(What you need to do)
All of the records listed below should be retyped exactly.

(Records)
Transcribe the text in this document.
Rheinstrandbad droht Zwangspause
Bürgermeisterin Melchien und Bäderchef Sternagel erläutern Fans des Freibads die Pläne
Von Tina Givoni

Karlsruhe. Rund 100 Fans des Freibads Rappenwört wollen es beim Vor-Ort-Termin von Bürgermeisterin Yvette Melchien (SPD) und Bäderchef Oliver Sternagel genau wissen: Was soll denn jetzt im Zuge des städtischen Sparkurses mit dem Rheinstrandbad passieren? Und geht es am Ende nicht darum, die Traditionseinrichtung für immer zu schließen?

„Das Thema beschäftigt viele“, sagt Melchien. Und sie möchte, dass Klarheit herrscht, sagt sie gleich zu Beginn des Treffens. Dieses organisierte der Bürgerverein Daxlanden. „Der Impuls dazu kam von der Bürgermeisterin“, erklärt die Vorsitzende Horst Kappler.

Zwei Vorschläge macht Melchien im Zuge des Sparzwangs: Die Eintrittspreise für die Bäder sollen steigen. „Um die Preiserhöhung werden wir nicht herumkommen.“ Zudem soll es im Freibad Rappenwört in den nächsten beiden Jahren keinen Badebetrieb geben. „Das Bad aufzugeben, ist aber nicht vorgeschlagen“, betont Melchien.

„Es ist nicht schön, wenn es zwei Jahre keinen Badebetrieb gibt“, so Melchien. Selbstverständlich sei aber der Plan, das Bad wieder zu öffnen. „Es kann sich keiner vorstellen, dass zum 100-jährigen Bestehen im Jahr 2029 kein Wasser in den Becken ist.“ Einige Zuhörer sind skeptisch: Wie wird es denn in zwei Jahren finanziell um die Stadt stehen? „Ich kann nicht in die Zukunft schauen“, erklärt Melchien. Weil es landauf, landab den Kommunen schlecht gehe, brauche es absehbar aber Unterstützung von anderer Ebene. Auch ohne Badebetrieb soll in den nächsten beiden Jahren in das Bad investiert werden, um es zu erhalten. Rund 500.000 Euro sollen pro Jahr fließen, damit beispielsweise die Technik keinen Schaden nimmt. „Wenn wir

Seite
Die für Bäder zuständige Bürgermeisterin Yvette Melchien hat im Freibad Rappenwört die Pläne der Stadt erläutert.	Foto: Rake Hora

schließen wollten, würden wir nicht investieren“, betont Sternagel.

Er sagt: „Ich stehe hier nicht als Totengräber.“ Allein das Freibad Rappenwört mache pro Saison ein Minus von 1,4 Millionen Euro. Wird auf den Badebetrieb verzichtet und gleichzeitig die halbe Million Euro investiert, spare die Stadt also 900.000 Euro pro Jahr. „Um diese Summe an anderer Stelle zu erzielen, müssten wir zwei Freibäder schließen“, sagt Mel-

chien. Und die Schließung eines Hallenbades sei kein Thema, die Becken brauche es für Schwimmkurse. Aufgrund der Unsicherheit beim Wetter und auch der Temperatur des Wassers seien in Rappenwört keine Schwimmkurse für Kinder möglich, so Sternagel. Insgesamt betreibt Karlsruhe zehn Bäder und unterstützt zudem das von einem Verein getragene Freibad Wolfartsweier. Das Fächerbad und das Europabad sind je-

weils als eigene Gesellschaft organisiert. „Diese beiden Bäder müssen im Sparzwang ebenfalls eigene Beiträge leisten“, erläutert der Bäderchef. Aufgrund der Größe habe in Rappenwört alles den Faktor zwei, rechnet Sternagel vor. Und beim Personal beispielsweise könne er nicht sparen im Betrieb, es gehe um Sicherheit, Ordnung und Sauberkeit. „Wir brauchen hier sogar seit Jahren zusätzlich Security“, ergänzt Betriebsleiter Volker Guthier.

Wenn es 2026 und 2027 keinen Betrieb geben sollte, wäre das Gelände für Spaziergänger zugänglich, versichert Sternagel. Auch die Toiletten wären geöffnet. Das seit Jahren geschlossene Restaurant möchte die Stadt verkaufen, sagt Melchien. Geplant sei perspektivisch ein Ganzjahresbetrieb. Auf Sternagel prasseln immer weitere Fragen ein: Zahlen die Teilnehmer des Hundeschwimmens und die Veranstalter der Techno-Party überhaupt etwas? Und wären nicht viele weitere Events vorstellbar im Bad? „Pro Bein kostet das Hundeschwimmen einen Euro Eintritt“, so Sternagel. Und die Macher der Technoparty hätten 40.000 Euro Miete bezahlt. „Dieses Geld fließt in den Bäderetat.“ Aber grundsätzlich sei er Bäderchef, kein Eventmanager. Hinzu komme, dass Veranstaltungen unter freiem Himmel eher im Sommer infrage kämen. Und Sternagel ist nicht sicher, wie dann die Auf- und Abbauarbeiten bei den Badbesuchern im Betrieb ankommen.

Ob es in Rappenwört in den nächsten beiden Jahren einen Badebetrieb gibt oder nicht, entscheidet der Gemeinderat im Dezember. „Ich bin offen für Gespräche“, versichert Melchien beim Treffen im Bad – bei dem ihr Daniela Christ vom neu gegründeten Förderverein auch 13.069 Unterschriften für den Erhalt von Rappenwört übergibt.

(Response to the task)
Transcribe the text in this document.
Rheinstrandbad droht Zwangspause
Bürgermeisterin Melchien und Bäderchef Sternagel erläutern Fans des Freibads die Pläne
Von Tina Givoni

Karlsruhe. Rund 100 Fans des Freibads Rappenwört wollen es beim Vor-Ort-Termin von Bürgermeisterin Yvette Melchien (SPD) und Bäderchef Oliver Sternagel genau wissen: Was soll denn jetzt im Zuge des städtischen Sparkurses mit dem Rheinstrandbad passieren? Und geht es am Ende nicht darum, die Traditionseinrichtung für immer zu schließen?

„Das Thema beschäftigt viele“, sagt Melchien. Und sie möchte, dass Klarheit herrscht, sagt sie gleich zu Beginn des Treffens. Dieses organisierte der Bürgerverein Daxlanden. „Der Impuls dazu kam von der Bürgermeisterin“, erklärt die Vorsitzende Horst Kappler.

Zwei Vorschläge macht Melchien im Zuge des Sparzwangs: Die Eintrittspreise für die Bäder sollen steigen. „Um die Preiserhöhung werden wir nicht herumkommen.“ Zudem soll es im Freibad Rappenwört in den nächsten beiden Jahren keinen Badebetrieb geben. „Das Bad aufzugeben, ist aber nicht vorgeschlagen“, betont Melchien.

„Es ist nicht schön, wenn es zwei Jahre keinen Badebetrieb gibt“, so Melchien. Selbstverständlich sei aber der Plan, das Bad wieder zu öffnen. „Es kann sich keiner vorstellen, dass zum 100-jährigen Bestehen im Jahr 2029 kein Wasser in den Becken ist.“ Einige Zuhörer sind skeptisch: Wie wird es denn in zwei Jahren finanziell um die Stadt stehen? „Ich kann nicht in die Zukunft schauen“, erklärt Melchien. Weil es landauf, landab den Kommunen schlecht gehe, brauche es absehbar aber Unterstützung von anderer Ebene. Auch ohne Badebetrieb soll in den nächsten beiden Jahren in das Bad investiert werden, um es zu erhalten. Rund 500.000 Euro sollen pro Jahr fließen, damit beispielsweise die Technik keinen Schaden nimmt. „Wenn wir

Seite
Die für Bäder zuständige Bürgermeisterin Yvette Melchien hat im Freibad Rappenwört die Pläne der Stadt erläutert.	Foto: Rake Hora

schließen wollten, würden wir nicht investieren“, betont Sternagel.

Er sagt: „Ich stehe hier nicht als Totengräber.“ Allein das Freibad Rappenwört mache pro Saison ein Minus von 1,4 Millionen Euro. Wird auf den Badebetrieb verzichtet und gleichzeitig die halbe Million Euro investiert, spare die Stadt also 900.000 Euro pro Jahr. „Um diese Summe an anderer Stelle zu erzielen, müssten wir zwei Freibäder schließen“, sagt Mel-

chien. Und die Schließung eines Hallenbades sei kein Thema, die Becken brauche es für Schwimmkurse. Aufgrund der Unsicherheit beim Wetter und auch der Temperatur des Wassers seien in Rappenwört keine Schwimmkurse für Kinder möglich, so Sternagel. Insgesamt betreibt Karlsruhe zehn Bäder und unterstützt zudem das von einem Verein getragene Freibad Wolfartsweier. Das Fächerbad und das Europabad sind je-

weils als eigene Gesellschaft organisiert. „Diese beiden Bäder müssen im Sparzwang ebenfalls eigene Beiträge leisten“, erläutert der Bäderchef. Aufgrund der Größe habe in Rappenwört alles den Faktor zwei, rechnet Sternagel vor. Und beim Personal beispielsweise könne er nicht sparen im Betrieb, es gehe um Sicherheit, Ordnung und Sauberkeit. „Wir brauchen hier sogar seit Jahren zusätzlich Security“, ergänzt Betriebsleiter Volker Guthier.

Wenn es 2026 und 2027 keinen Betrieb geben sollte, wäre das Gelände für Spaziergänger zugänglich, versichert Sternagel. Auch die Toiletten wären geöffnet. Das seit Jahren geschlossene Restaurant möchte die Stadt verkaufen, sagt Melchien. Geplant sei perspektivisch ein Ganzjahresbetrieb. Auf Sternagel prasseln immer weitere Fragen ein: Zahlen die Teilnehmer des Hundeschwimmens und die Veranstalter der Techno-Party überhaupt etwas? Und wären nicht viele weitere Events vorstellbar im Bad? „Pro Bein kostet das Hundeschwimmen einen Euro Eintritt“, so Sternagel. Und die Macher der Technoparty hätten 40.000 Euro Miete bezahlt. „Dieses Geld fließt in den Bäderetat.“ Aber grundsätzlich sei er Bäderchef, kein Eventmanager. Hinzu komme, dass Veranstaltungen unter freiem Himmel eher im Sommer infrage kämen. Und Sternagel ist nicht sicher, wie dann die Auf- und Abbauarbeiten bei den Badbesuchern im Betrieb ankommen.

Ob es in Rappenwört in den nächsten beiden Jahren einen Badebetrieb gibt oder nicht, entscheidet der Gemeinderat im Dezember. „Ich bin offen für Gespräche“, versichert Melchien beim Treffen im Bad – bei dem ihr Daniela Christ vom neu gegründeten Förderverein auch 13.069 Unterschriften für den Erhalt von Rappenwört übergibt.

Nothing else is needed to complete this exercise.